[The problem]: Copy all lines below containing "JSON".

= = = = =

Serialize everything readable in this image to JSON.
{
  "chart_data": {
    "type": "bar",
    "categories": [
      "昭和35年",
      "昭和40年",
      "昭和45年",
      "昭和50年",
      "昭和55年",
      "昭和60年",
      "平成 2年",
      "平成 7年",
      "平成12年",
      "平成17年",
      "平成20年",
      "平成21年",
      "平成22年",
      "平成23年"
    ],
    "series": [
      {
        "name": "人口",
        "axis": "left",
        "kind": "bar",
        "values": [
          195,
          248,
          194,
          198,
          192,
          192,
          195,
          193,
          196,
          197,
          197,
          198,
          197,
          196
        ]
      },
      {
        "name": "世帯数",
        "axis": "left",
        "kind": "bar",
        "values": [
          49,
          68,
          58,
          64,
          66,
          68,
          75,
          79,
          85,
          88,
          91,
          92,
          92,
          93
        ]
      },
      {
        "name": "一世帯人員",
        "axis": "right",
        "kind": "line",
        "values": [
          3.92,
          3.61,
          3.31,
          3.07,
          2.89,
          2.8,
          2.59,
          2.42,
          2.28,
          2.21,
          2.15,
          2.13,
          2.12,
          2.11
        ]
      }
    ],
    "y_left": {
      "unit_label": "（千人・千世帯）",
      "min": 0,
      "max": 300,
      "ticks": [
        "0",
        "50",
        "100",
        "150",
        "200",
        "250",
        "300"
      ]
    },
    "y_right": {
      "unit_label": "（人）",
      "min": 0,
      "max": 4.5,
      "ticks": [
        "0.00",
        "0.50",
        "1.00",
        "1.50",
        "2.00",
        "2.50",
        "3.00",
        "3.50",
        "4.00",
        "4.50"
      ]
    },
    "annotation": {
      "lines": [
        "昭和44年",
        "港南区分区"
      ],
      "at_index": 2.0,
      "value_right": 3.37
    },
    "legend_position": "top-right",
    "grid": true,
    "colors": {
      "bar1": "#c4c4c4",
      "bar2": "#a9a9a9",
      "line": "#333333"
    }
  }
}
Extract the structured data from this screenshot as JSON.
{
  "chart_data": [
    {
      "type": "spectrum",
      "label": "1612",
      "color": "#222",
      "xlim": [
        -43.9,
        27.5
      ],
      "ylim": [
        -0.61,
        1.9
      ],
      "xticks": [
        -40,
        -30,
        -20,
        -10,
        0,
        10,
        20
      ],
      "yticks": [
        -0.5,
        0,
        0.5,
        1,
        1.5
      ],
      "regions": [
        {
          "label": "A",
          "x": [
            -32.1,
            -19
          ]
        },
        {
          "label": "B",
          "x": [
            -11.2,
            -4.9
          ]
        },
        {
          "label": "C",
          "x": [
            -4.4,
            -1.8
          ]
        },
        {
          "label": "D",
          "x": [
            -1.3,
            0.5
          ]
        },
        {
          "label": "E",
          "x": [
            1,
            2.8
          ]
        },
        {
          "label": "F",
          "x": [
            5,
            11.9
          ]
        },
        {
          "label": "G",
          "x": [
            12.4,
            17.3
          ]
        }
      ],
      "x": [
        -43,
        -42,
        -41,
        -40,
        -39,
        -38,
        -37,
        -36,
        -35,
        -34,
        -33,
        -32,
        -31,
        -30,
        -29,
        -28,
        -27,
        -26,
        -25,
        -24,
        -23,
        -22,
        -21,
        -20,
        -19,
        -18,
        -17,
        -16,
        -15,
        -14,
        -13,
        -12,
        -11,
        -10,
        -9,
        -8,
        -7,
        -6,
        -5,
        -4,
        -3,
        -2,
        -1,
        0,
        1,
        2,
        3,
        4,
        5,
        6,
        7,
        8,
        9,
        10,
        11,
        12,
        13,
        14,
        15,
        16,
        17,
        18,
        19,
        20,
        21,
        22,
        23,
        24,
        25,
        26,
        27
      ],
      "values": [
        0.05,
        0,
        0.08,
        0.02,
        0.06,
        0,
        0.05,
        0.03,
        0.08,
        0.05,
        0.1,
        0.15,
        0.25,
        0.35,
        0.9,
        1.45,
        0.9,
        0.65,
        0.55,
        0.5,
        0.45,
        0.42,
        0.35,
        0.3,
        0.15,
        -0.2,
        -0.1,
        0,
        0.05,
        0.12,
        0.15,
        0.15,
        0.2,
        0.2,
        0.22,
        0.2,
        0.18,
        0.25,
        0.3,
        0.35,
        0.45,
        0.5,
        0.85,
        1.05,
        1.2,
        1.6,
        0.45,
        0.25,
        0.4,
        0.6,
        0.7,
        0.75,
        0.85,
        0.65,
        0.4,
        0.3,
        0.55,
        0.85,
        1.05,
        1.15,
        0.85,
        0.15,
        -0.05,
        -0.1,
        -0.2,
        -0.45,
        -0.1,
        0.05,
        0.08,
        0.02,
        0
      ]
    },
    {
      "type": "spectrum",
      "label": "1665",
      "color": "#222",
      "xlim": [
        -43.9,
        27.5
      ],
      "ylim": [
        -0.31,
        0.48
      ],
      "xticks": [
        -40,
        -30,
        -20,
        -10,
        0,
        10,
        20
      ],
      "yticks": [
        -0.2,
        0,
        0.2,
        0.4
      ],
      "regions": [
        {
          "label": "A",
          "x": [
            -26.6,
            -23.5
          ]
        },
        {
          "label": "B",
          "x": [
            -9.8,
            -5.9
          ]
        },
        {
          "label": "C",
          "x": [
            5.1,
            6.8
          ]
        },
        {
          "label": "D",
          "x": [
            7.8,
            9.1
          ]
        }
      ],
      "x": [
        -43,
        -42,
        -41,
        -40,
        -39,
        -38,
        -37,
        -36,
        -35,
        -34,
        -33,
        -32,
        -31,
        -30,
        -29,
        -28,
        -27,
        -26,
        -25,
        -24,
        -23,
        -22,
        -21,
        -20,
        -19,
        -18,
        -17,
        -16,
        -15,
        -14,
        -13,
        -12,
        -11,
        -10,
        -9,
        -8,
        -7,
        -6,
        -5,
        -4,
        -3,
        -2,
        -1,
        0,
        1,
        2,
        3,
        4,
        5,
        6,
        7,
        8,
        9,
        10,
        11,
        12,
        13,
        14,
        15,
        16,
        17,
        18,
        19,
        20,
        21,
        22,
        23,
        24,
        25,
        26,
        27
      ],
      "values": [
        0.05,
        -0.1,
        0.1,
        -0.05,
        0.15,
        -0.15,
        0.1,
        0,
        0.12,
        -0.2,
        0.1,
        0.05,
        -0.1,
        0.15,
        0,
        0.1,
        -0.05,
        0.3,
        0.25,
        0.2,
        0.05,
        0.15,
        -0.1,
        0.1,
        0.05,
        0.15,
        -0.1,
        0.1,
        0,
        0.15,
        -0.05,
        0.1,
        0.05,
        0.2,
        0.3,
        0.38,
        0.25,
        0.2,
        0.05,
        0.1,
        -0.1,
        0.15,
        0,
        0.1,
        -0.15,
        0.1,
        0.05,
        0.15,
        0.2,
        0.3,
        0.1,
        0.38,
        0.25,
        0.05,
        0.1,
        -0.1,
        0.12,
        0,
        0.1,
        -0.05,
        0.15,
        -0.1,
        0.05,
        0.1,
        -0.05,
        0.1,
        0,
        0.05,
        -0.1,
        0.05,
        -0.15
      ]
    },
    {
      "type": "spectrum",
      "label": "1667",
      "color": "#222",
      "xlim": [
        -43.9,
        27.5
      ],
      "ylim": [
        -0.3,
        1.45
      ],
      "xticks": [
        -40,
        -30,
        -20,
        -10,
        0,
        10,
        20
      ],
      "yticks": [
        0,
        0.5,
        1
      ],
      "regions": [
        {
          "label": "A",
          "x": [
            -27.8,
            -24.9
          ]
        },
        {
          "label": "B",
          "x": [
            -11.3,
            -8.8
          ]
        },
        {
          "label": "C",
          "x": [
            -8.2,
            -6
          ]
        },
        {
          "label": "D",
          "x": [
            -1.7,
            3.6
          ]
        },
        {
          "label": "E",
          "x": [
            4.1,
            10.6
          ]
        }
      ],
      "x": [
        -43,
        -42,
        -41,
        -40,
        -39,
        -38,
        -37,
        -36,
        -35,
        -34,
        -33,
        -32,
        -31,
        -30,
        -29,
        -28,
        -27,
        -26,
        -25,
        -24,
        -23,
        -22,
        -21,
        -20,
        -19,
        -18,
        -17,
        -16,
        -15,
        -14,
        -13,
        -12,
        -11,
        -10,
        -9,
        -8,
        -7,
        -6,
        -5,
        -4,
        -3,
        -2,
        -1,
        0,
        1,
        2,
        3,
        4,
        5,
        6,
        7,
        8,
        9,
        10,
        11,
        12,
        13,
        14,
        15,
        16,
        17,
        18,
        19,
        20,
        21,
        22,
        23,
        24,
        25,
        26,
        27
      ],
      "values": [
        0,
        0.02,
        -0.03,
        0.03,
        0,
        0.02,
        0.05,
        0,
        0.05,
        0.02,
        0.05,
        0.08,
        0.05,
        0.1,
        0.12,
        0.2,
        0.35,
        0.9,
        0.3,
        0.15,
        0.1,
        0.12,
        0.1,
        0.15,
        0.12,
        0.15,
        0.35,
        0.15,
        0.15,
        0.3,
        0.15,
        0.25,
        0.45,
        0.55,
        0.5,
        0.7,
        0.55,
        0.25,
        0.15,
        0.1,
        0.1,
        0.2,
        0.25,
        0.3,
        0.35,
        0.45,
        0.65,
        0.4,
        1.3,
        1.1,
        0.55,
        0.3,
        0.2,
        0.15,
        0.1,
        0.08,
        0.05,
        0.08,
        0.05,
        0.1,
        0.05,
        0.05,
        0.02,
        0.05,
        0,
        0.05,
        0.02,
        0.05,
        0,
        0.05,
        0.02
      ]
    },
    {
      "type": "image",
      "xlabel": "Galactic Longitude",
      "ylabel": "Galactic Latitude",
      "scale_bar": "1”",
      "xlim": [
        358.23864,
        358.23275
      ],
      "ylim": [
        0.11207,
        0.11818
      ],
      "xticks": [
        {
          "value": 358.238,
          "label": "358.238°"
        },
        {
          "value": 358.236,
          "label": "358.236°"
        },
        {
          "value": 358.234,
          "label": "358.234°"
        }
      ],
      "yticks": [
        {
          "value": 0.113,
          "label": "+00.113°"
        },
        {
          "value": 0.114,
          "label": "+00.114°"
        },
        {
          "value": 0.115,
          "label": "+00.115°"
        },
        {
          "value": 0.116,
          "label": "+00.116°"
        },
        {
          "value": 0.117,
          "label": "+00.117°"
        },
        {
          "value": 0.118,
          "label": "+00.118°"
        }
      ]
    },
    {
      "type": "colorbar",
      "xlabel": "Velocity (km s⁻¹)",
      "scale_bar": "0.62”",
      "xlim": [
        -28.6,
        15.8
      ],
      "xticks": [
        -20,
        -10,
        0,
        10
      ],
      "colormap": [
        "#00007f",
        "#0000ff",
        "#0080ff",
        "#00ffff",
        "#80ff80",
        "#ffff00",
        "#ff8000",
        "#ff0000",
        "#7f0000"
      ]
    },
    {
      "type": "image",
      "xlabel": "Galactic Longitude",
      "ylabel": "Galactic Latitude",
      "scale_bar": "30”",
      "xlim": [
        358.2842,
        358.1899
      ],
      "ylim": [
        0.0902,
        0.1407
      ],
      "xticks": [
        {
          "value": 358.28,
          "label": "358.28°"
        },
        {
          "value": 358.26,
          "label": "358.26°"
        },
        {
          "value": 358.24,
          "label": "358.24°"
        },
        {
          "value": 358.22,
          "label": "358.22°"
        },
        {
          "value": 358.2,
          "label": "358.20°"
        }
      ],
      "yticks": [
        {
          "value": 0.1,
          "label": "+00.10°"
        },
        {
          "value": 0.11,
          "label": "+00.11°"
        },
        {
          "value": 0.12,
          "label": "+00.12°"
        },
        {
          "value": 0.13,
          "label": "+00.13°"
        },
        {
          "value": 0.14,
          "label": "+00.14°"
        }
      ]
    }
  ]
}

= = = = =

[Response]:
Serialize everything readable in this image to JSON.
Extract the structured data from this screenshot as JSON.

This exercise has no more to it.